■ **Work to complete**
Search the material for the string "color", then return every line where it is found.

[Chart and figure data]
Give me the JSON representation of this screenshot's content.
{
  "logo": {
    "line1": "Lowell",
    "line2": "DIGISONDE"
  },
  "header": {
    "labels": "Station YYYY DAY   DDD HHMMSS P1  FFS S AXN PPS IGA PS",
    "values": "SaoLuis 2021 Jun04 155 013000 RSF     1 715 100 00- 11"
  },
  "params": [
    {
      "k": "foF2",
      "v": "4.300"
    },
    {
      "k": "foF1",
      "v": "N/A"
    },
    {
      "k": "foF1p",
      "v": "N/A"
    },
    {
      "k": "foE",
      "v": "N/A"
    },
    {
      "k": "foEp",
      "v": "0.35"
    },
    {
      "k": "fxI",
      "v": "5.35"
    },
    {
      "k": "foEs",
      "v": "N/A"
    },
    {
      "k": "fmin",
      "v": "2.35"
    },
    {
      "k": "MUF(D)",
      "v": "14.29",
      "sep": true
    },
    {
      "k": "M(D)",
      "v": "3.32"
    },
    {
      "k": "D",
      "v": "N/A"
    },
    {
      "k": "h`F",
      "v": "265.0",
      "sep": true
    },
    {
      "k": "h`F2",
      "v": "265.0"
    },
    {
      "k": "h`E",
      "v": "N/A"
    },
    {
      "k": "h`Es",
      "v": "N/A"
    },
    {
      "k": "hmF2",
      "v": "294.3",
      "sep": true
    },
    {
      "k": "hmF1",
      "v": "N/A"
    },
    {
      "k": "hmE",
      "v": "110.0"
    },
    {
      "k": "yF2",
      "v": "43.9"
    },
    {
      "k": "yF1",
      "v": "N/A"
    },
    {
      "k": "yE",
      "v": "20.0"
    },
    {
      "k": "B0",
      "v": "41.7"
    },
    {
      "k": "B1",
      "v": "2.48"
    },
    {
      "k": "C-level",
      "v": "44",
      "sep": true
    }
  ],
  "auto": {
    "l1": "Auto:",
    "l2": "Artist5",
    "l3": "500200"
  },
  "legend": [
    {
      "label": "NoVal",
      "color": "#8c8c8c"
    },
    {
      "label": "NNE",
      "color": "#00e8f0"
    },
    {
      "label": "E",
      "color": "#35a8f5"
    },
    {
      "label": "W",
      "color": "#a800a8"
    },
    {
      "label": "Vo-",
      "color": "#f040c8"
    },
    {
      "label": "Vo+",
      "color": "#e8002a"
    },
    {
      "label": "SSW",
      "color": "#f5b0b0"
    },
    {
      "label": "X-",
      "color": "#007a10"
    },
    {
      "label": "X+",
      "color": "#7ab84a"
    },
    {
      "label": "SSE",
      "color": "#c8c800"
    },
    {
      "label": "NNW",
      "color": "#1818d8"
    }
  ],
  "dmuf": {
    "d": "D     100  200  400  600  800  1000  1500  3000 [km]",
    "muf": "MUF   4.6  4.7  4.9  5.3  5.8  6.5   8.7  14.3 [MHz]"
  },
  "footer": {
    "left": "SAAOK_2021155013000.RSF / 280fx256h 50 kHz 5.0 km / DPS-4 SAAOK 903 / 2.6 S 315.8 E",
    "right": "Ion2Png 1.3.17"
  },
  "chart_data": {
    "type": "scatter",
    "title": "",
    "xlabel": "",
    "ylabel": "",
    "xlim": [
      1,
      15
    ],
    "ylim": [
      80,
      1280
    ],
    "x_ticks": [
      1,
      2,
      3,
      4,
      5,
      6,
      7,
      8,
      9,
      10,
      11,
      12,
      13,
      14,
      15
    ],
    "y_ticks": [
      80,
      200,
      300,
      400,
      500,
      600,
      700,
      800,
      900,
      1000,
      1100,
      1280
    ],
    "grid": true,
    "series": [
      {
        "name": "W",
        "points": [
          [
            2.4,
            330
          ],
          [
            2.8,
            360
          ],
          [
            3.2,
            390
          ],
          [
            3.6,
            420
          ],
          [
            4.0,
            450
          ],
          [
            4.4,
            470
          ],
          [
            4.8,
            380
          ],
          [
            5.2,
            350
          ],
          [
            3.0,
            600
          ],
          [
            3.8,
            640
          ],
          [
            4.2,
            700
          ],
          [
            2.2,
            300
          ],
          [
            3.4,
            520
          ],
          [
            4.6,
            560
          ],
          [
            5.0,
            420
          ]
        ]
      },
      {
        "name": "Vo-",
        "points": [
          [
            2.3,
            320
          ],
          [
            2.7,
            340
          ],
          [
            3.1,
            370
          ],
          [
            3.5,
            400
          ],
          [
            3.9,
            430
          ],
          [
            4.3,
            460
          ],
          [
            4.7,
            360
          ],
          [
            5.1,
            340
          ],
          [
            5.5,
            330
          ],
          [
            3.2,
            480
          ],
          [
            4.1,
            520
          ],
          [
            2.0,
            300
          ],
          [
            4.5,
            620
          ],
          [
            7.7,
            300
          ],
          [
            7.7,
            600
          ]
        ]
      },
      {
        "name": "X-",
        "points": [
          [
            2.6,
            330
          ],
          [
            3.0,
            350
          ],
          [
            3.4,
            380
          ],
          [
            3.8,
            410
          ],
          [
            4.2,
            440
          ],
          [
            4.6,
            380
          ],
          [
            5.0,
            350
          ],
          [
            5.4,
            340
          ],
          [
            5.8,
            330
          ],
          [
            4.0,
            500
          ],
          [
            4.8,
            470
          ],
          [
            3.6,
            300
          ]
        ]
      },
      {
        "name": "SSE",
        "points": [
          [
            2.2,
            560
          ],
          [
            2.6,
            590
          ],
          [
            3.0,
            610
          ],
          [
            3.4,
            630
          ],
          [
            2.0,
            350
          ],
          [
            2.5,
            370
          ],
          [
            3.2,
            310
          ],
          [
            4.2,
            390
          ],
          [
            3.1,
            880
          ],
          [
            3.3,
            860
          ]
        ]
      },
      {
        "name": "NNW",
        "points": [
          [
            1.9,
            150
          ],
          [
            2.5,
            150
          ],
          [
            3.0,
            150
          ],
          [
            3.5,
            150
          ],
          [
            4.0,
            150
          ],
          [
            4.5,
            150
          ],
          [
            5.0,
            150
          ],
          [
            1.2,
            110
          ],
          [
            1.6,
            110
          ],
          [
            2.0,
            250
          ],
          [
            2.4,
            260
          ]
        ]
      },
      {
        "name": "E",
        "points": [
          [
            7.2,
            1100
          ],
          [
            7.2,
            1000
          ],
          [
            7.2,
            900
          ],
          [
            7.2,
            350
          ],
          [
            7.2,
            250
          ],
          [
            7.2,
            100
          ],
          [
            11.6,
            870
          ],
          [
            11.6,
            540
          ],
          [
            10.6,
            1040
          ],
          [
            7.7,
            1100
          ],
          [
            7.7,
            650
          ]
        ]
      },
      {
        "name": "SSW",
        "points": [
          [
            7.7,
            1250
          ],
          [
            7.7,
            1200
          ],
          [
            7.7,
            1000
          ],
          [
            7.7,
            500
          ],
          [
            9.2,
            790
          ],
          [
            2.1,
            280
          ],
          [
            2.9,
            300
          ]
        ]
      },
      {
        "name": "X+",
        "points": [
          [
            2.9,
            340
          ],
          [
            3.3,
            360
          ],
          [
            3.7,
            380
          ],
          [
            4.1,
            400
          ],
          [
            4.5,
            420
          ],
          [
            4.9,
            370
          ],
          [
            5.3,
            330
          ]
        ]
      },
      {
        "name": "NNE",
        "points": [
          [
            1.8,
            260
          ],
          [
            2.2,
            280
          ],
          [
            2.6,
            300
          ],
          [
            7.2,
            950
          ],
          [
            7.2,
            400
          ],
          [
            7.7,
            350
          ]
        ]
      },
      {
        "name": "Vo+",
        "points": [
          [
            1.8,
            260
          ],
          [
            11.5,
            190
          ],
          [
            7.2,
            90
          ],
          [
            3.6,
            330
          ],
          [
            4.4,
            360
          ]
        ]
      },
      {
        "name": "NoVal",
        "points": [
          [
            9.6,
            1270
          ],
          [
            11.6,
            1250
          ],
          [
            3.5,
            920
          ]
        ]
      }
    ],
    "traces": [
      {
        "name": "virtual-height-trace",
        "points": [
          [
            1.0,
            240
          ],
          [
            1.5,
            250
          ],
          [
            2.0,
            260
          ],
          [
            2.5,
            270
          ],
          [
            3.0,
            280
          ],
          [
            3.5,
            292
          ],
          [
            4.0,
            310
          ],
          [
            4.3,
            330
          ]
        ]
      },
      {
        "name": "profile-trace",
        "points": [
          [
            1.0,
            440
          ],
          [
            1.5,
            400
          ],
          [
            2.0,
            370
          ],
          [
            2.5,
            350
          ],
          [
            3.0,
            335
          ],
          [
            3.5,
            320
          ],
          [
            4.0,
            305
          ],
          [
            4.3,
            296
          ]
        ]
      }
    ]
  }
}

■ **Output below**
      "color": "#8c8c8c"
      "color": "#00e8f0"
      "color": "#35a8f5"
      "color": "#a800a8"
      "color": "#f040c8"
      "color": "#e8002a"
      "color": "#f5b0b0"
      "color": "#007a10"
      "color": "#7ab84a"
      "color": "#c8c800"
      "color": "#1818d8"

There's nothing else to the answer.